[Stored data entries]

>>>>

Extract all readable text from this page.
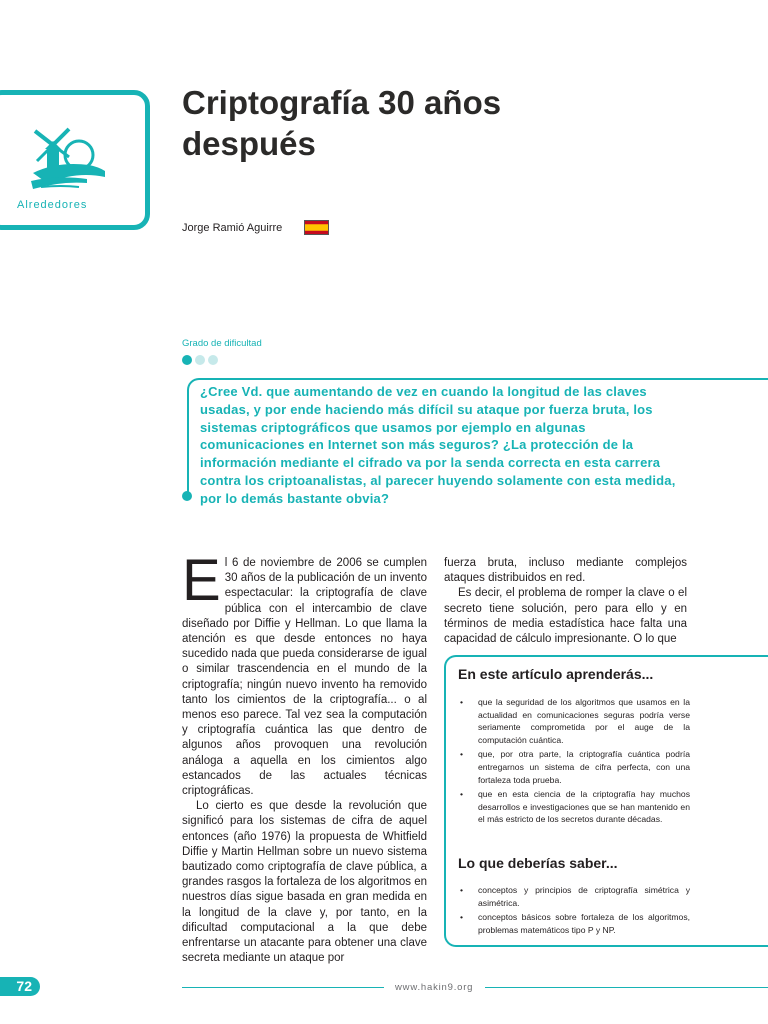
Alrededores
Criptografía 30 años
después
Jorge Ramió Aguirre
Grado de dificultad

¿Cree Vd. que aumentando de vez en cuando la longitud de las claves usadas, y por ende haciendo más difícil su ataque por fuerza bruta, los sistemas criptográficos que usamos por ejemplo en algunas comunicaciones en Internet son más seguros? ¿La protección de la información mediante el cifrado va por la senda correcta en esta carrera contra los criptoanalistas, al parecer huyendo solamente con esta medida, por lo demás bastante obvia?

El 6 de noviembre de 2006 se cumplen 30 años de la publicación de un invento espectacular: la criptografía de clave pública con el intercambio de clave diseñado por Diffie y Hellman. Lo que llama la atención es que desde entonces no haya sucedido nada que pueda considerarse de igual o similar trascendencia en el mundo de la criptografía; ningún nuevo invento ha removido tanto los cimientos de la criptografía... o al menos eso parece. Tal vez sea la computación y criptografía cuántica las que dentro de algunos años provoquen una revolución análoga a aquella en los cimientos algo estancados de las actuales técnicas criptográficas.

Lo cierto es que desde la revolución que significó para los sistemas de cifra de aquel entonces (año 1976) la propuesta de Whitfield Diffie y Martin Hellman sobre un nuevo sistema bautizado como criptografía de clave pública, a grandes rasgos la fortaleza de los algoritmos en nuestros días sigue basada en gran medida en la longitud de la clave y, por tanto, en la dificultad computacional a la que debe enfrentarse un atacante para obtener una clave secreta mediante un ataque por

fuerza bruta, incluso mediante complejos ataques distribuidos en red.

Es decir, el problema de romper la clave o el secreto tiene solución, pero para ello y en términos de media estadística hace falta una capacidad de cálculo impresionante. O lo que

En este artículo aprenderás...
• que la seguridad de los algoritmos que usamos en la actualidad en comunicaciones seguras podría verse seriamente comprometida por el auge de la computación cuántica.
• que, por otra parte, la criptografía cuántica podría entregarnos un sistema de cifra perfecta, con una fortaleza toda prueba.
• que en esta ciencia de la criptografía hay muchos desarrollos e investigaciones que se han mantenido en el más estricto de los secretos durante décadas.
Lo que deberías saber...
• conceptos y principios de criptografía simétrica y asimétrica.
• conceptos básicos sobre fortaleza de los algoritmos, problemas matemáticos tipo P y NP.
72	www.hakin9.org
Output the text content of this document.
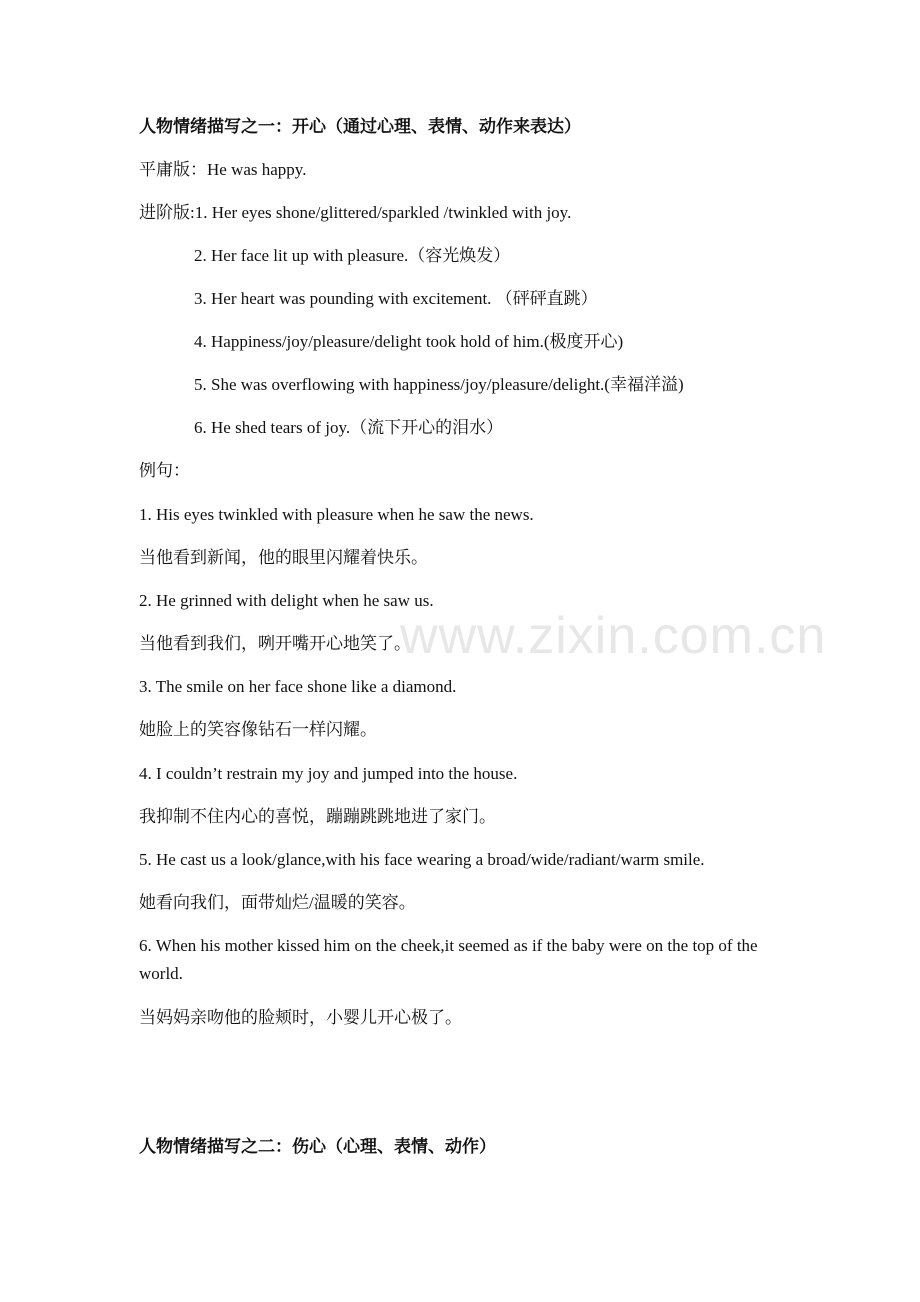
人物情绪描写之一：开心（通过心理、表情、动作来表达）
平庸版：He was happy.
进阶版:1. Her eyes shone/glittered/sparkled /twinkled with joy.
2. Her face lit up with pleasure.（容光焕发）
3. Her heart was pounding with excitement. （砰砰直跳）
4. Happiness/joy/pleasure/delight took hold of him.(极度开心)
5. She was overflowing with happiness/joy/pleasure/delight.(幸福洋溢)
6. He shed tears of joy.（流下开心的泪水）
例句：
1. His eyes twinkled with pleasure when he saw the news.
当他看到新闻，他的眼里闪耀着快乐。
2. He grinned with delight when he saw us.
当他看到我们，咧开嘴开心地笑了。
3. The smile on her face shone like a diamond.
她脸上的笑容像钻石一样闪耀。
4. I couldn’t restrain my joy and jumped into the house.
我抑制不住内心的喜悦，蹦蹦跳跳地进了家门。
5. He cast us a look/glance,with his face wearing a broad/wide/radiant/warm smile.
她看向我们，面带灿烂/温暖的笑容。
6. When his mother kissed him on the cheek,it seemed as if the baby were on the top of the world.
当妈妈亲吻他的脸颊时，小婴儿开心极了。
人物情绪描写之二：伤心（心理、表情、动作）
www.zixin.com.cn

<<<<

Return the material exactly as given, apart from the pictures.

Finished task:
Extract all readable text from this page.
Alrededores
Criptografía 30 años
después
Jorge Ramió Aguirre
Grado de dificultad

¿Cree Vd. que aumentando de vez en cuando la longitud de las claves usadas, y por ende haciendo más difícil su ataque por fuerza bruta, los sistemas criptográficos que usamos por ejemplo en algunas comunicaciones en Internet son más seguros? ¿La protección de la información mediante el cifrado va por la senda correcta en esta carrera contra los criptoanalistas, al parecer huyendo solamente con esta medida, por lo demás bastante obvia?

El 6 de noviembre de 2006 se cumplen 30 años de la publicación de un invento espectacular: la criptografía de clave pública con el intercambio de clave diseñado por Diffie y Hellman. Lo que llama la atención es que desde entonces no haya sucedido nada que pueda considerarse de igual o similar trascendencia en el mundo de la criptografía; ningún nuevo invento ha removido tanto los cimientos de la criptografía... o al menos eso parece. Tal vez sea la computación y criptografía cuántica las que dentro de algunos años provoquen una revolución análoga a aquella en los cimientos algo estancados de las actuales técnicas criptográficas.

Lo cierto es que desde la revolución que significó para los sistemas de cifra de aquel entonces (año 1976) la propuesta de Whitfield Diffie y Martin Hellman sobre un nuevo sistema bautizado como criptografía de clave pública, a grandes rasgos la fortaleza de los algoritmos en nuestros días sigue basada en gran medida en la longitud de la clave y, por tanto, en la dificultad computacional a la que debe enfrentarse un atacante para obtener una clave secreta mediante un ataque por

fuerza bruta, incluso mediante complejos ataques distribuidos en red.

Es decir, el problema de romper la clave o el secreto tiene solución, pero para ello y en términos de media estadística hace falta una capacidad de cálculo impresionante. O lo que

En este artículo aprenderás...
• que la seguridad de los algoritmos que usamos en la actualidad en comunicaciones seguras podría verse seriamente comprometida por el auge de la computación cuántica.
• que, por otra parte, la criptografía cuántica podría entregarnos un sistema de cifra perfecta, con una fortaleza toda prueba.
• que en esta ciencia de la criptografía hay muchos desarrollos e investigaciones que se han mantenido en el más estricto de los secretos durante décadas.
Lo que deberías saber...
• conceptos y principios de criptografía simétrica y asimétrica.
• conceptos básicos sobre fortaleza de los algoritmos, problemas matemáticos tipo P y NP.
72	www.hakin9.org
Output the text content of this document.
人物情绪描写之一：开心（通过心理、表情、动作来表达）
平庸版：He was happy.
进阶版:1. Her eyes shone/glittered/sparkled /twinkled with joy.
2. Her face lit up with pleasure.（容光焕发）
3. Her heart was pounding with excitement. （砰砰直跳）
4. Happiness/joy/pleasure/delight took hold of him.(极度开心)
5. She was overflowing with happiness/joy/pleasure/delight.(幸福洋溢)
6. He shed tears of joy.（流下开心的泪水）
例句：
1. His eyes twinkled with pleasure when he saw the news.
当他看到新闻，他的眼里闪耀着快乐。
2. He grinned with delight when he saw us.
当他看到我们，咧开嘴开心地笑了。
3. The smile on her face shone like a diamond.
她脸上的笑容像钻石一样闪耀。
4. I couldn’t restrain my joy and jumped into the house.
我抑制不住内心的喜悦，蹦蹦跳跳地进了家门。
5. He cast us a look/glance,with his face wearing a broad/wide/radiant/warm smile.
她看向我们，面带灿烂/温暖的笑容。
6. When his mother kissed him on the cheek,it seemed as if the baby were on the top of the world.
当妈妈亲吻他的脸颊时，小婴儿开心极了。
人物情绪描写之二：伤心（心理、表情、动作）
www.zixin.com.cn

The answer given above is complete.